(Task description) Go through the entries and transcribe each one exactly, dropping the pictures.

(Recorded information)
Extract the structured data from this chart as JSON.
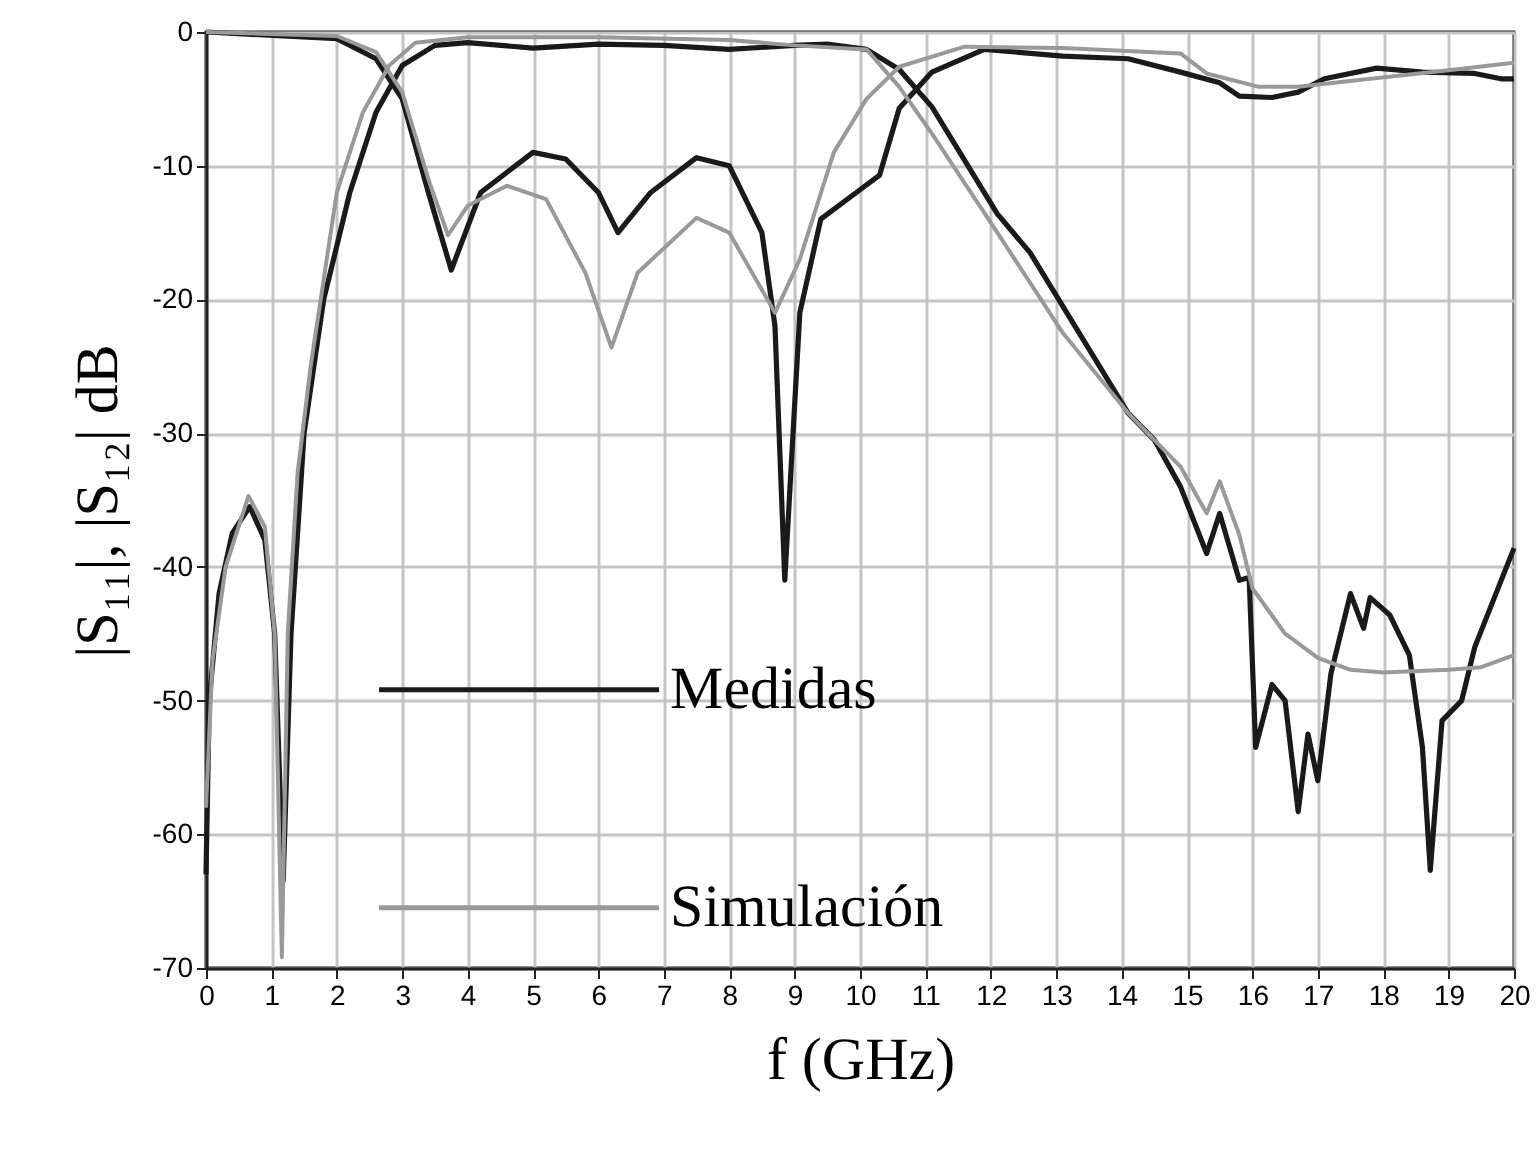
{
  "chart_data": {
    "type": "line",
    "xlabel": "f (GHz)",
    "ylabel": "|S₁₁|, |S₁₂| dB",
    "xlim": [
      0,
      20
    ],
    "xticks": [
      0,
      1,
      2,
      3,
      4,
      5,
      6,
      7,
      8,
      9,
      10,
      11,
      12,
      13,
      14,
      15,
      16,
      17,
      18,
      19,
      20
    ],
    "ylim": [
      -70,
      0
    ],
    "yticks": [
      -70,
      -60,
      -50,
      -40,
      -30,
      -20,
      -10,
      0
    ],
    "grid": true,
    "legend": "left",
    "marker": "none",
    "line_style": "solid",
    "series": [
      {
        "name": "Medidas",
        "color": "#1a1a1a",
        "x": [
          0,
          2,
          2.6,
          3,
          3.4,
          3.75,
          4.2,
          5,
          5.5,
          6,
          6.3,
          6.8,
          7.5,
          8,
          8.5,
          8.7,
          8.85,
          9.08,
          9.4,
          10,
          10.3,
          10.6,
          11.1,
          11.9,
          13.1,
          14.1,
          14.9,
          15.5,
          15.8,
          16.3,
          16.7,
          17.1,
          17.9,
          18.6,
          19.4,
          19.8,
          20
        ],
        "values": [
          0,
          -0.5,
          -2,
          -5,
          -12,
          -17.8,
          -12,
          -9,
          -9.5,
          -12,
          -15,
          -12,
          -9.4,
          -10,
          -15,
          -22,
          -41,
          -21,
          -14,
          -11.8,
          -10.7,
          -5.7,
          -3,
          -1.3,
          -1.8,
          -2,
          -3,
          -3.8,
          -4.8,
          -4.9,
          -4.5,
          -3.5,
          -2.7,
          -3,
          -3.1,
          -3.5,
          -3.5
        ]
      },
      {
        "color": "#1a1a1a",
        "x": [
          0,
          0.05,
          0.2,
          0.4,
          0.67,
          0.9,
          1.05,
          1.18,
          1.3,
          1.5,
          1.8,
          2.2,
          2.6,
          3,
          3.5,
          4,
          5,
          6,
          7,
          8,
          9,
          9.5,
          10.1,
          10.6,
          11.1,
          12.1,
          12.6,
          13.1,
          13.6,
          14.1,
          14.5,
          14.9,
          15.3,
          15.5,
          15.8,
          15.95,
          16.05,
          16.3,
          16.5,
          16.7,
          16.85,
          17,
          17.2,
          17.5,
          17.7,
          17.8,
          18.1,
          18.4,
          18.6,
          18.72,
          18.9,
          19.2,
          19.4,
          20
        ],
        "values": [
          -63,
          -50,
          -42,
          -37.5,
          -35.5,
          -38,
          -45,
          -63.5,
          -45,
          -30,
          -20,
          -12,
          -6,
          -2.5,
          -1,
          -0.8,
          -1.2,
          -0.9,
          -1,
          -1.3,
          -1,
          -0.9,
          -1.3,
          -2.8,
          -5.6,
          -13.6,
          -16.5,
          -20.5,
          -24.5,
          -28.5,
          -30.5,
          -34,
          -39,
          -36,
          -41,
          -40.8,
          -53.5,
          -48.8,
          -50,
          -58.3,
          -52.5,
          -56,
          -48,
          -42,
          -44.6,
          -42.3,
          -43.6,
          -46.6,
          -53.5,
          -62.7,
          -51.5,
          -50,
          -46,
          -38.6
        ]
      },
      {
        "name": "Simulación",
        "color": "#999999",
        "x": [
          0,
          2,
          2.6,
          3,
          3.4,
          3.7,
          4,
          4.6,
          5.2,
          5.8,
          6.2,
          6.6,
          7.5,
          8,
          8.7,
          9.08,
          9.6,
          10.1,
          10.6,
          11.6,
          13.1,
          14.9,
          15.3,
          16.1,
          16.7,
          17.6,
          19.1,
          20
        ],
        "values": [
          0,
          -0.3,
          -1.5,
          -4.5,
          -11,
          -15.2,
          -13,
          -11.5,
          -12.5,
          -18,
          -23.6,
          -18,
          -13.9,
          -15,
          -21,
          -17,
          -9,
          -5,
          -2.6,
          -1.1,
          -1.2,
          -1.6,
          -3.1,
          -4.1,
          -4.1,
          -3.6,
          -2.8,
          -2.3
        ]
      },
      {
        "color": "#999999",
        "x": [
          0,
          0.1,
          0.3,
          0.65,
          0.9,
          1.05,
          1.16,
          1.25,
          1.4,
          1.6,
          2,
          2.4,
          2.8,
          3.2,
          4,
          6,
          8,
          9,
          10.1,
          10.6,
          11.1,
          12.1,
          13.1,
          14.1,
          14.9,
          15.3,
          15.5,
          15.8,
          16,
          16.5,
          17,
          17.5,
          18,
          19,
          19.5,
          20
        ],
        "values": [
          -58,
          -47,
          -40,
          -34.7,
          -37,
          -45,
          -69.2,
          -45,
          -33,
          -25,
          -12,
          -6,
          -2.5,
          -0.8,
          -0.4,
          -0.4,
          -0.6,
          -1,
          -1.3,
          -4.1,
          -7.6,
          -15,
          -22.5,
          -28.5,
          -32.5,
          -36,
          -33.6,
          -37.6,
          -41.6,
          -45,
          -46.8,
          -47.7,
          -47.9,
          -47.7,
          -47.5,
          -46.6
        ]
      }
    ]
  }
}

(Task solution)
Extract the structured data from this chart as JSON.
{
  "chart_data": {
    "type": "line",
    "xlabel": "f (GHz)",
    "ylabel": "|S₁₁|, |S₁₂| dB",
    "xlim": [
      0,
      20
    ],
    "xticks": [
      0,
      1,
      2,
      3,
      4,
      5,
      6,
      7,
      8,
      9,
      10,
      11,
      12,
      13,
      14,
      15,
      16,
      17,
      18,
      19,
      20
    ],
    "ylim": [
      -70,
      0
    ],
    "yticks": [
      -70,
      -60,
      -50,
      -40,
      -30,
      -20,
      -10,
      0
    ],
    "grid": true,
    "legend": "left",
    "marker": "none",
    "line_style": "solid",
    "series": [
      {
        "name": "Medidas",
        "color": "#1a1a1a",
        "x": [
          0,
          2,
          2.6,
          3,
          3.4,
          3.75,
          4.2,
          5,
          5.5,
          6,
          6.3,
          6.8,
          7.5,
          8,
          8.5,
          8.7,
          8.85,
          9.08,
          9.4,
          10,
          10.3,
          10.6,
          11.1,
          11.9,
          13.1,
          14.1,
          14.9,
          15.5,
          15.8,
          16.3,
          16.7,
          17.1,
          17.9,
          18.6,
          19.4,
          19.8,
          20
        ],
        "values": [
          0,
          -0.5,
          -2,
          -5,
          -12,
          -17.8,
          -12,
          -9,
          -9.5,
          -12,
          -15,
          -12,
          -9.4,
          -10,
          -15,
          -22,
          -41,
          -21,
          -14,
          -11.8,
          -10.7,
          -5.7,
          -3,
          -1.3,
          -1.8,
          -2,
          -3,
          -3.8,
          -4.8,
          -4.9,
          -4.5,
          -3.5,
          -2.7,
          -3,
          -3.1,
          -3.5,
          -3.5
        ]
      },
      {
        "color": "#1a1a1a",
        "x": [
          0,
          0.05,
          0.2,
          0.4,
          0.67,
          0.9,
          1.05,
          1.18,
          1.3,
          1.5,
          1.8,
          2.2,
          2.6,
          3,
          3.5,
          4,
          5,
          6,
          7,
          8,
          9,
          9.5,
          10.1,
          10.6,
          11.1,
          12.1,
          12.6,
          13.1,
          13.6,
          14.1,
          14.5,
          14.9,
          15.3,
          15.5,
          15.8,
          15.95,
          16.05,
          16.3,
          16.5,
          16.7,
          16.85,
          17,
          17.2,
          17.5,
          17.7,
          17.8,
          18.1,
          18.4,
          18.6,
          18.72,
          18.9,
          19.2,
          19.4,
          20
        ],
        "values": [
          -63,
          -50,
          -42,
          -37.5,
          -35.5,
          -38,
          -45,
          -63.5,
          -45,
          -30,
          -20,
          -12,
          -6,
          -2.5,
          -1,
          -0.8,
          -1.2,
          -0.9,
          -1,
          -1.3,
          -1,
          -0.9,
          -1.3,
          -2.8,
          -5.6,
          -13.6,
          -16.5,
          -20.5,
          -24.5,
          -28.5,
          -30.5,
          -34,
          -39,
          -36,
          -41,
          -40.8,
          -53.5,
          -48.8,
          -50,
          -58.3,
          -52.5,
          -56,
          -48,
          -42,
          -44.6,
          -42.3,
          -43.6,
          -46.6,
          -53.5,
          -62.7,
          -51.5,
          -50,
          -46,
          -38.6
        ]
      },
      {
        "name": "Simulación",
        "color": "#999999",
        "x": [
          0,
          2,
          2.6,
          3,
          3.4,
          3.7,
          4,
          4.6,
          5.2,
          5.8,
          6.2,
          6.6,
          7.5,
          8,
          8.7,
          9.08,
          9.6,
          10.1,
          10.6,
          11.6,
          13.1,
          14.9,
          15.3,
          16.1,
          16.7,
          17.6,
          19.1,
          20
        ],
        "values": [
          0,
          -0.3,
          -1.5,
          -4.5,
          -11,
          -15.2,
          -13,
          -11.5,
          -12.5,
          -18,
          -23.6,
          -18,
          -13.9,
          -15,
          -21,
          -17,
          -9,
          -5,
          -2.6,
          -1.1,
          -1.2,
          -1.6,
          -3.1,
          -4.1,
          -4.1,
          -3.6,
          -2.8,
          -2.3
        ]
      },
      {
        "color": "#999999",
        "x": [
          0,
          0.1,
          0.3,
          0.65,
          0.9,
          1.05,
          1.16,
          1.25,
          1.4,
          1.6,
          2,
          2.4,
          2.8,
          3.2,
          4,
          6,
          8,
          9,
          10.1,
          10.6,
          11.1,
          12.1,
          13.1,
          14.1,
          14.9,
          15.3,
          15.5,
          15.8,
          16,
          16.5,
          17,
          17.5,
          18,
          19,
          19.5,
          20
        ],
        "values": [
          -58,
          -47,
          -40,
          -34.7,
          -37,
          -45,
          -69.2,
          -45,
          -33,
          -25,
          -12,
          -6,
          -2.5,
          -0.8,
          -0.4,
          -0.4,
          -0.6,
          -1,
          -1.3,
          -4.1,
          -7.6,
          -15,
          -22.5,
          -28.5,
          -32.5,
          -36,
          -33.6,
          -37.6,
          -41.6,
          -45,
          -46.8,
          -47.7,
          -47.9,
          -47.7,
          -47.5,
          -46.6
        ]
      }
    ]
  }
}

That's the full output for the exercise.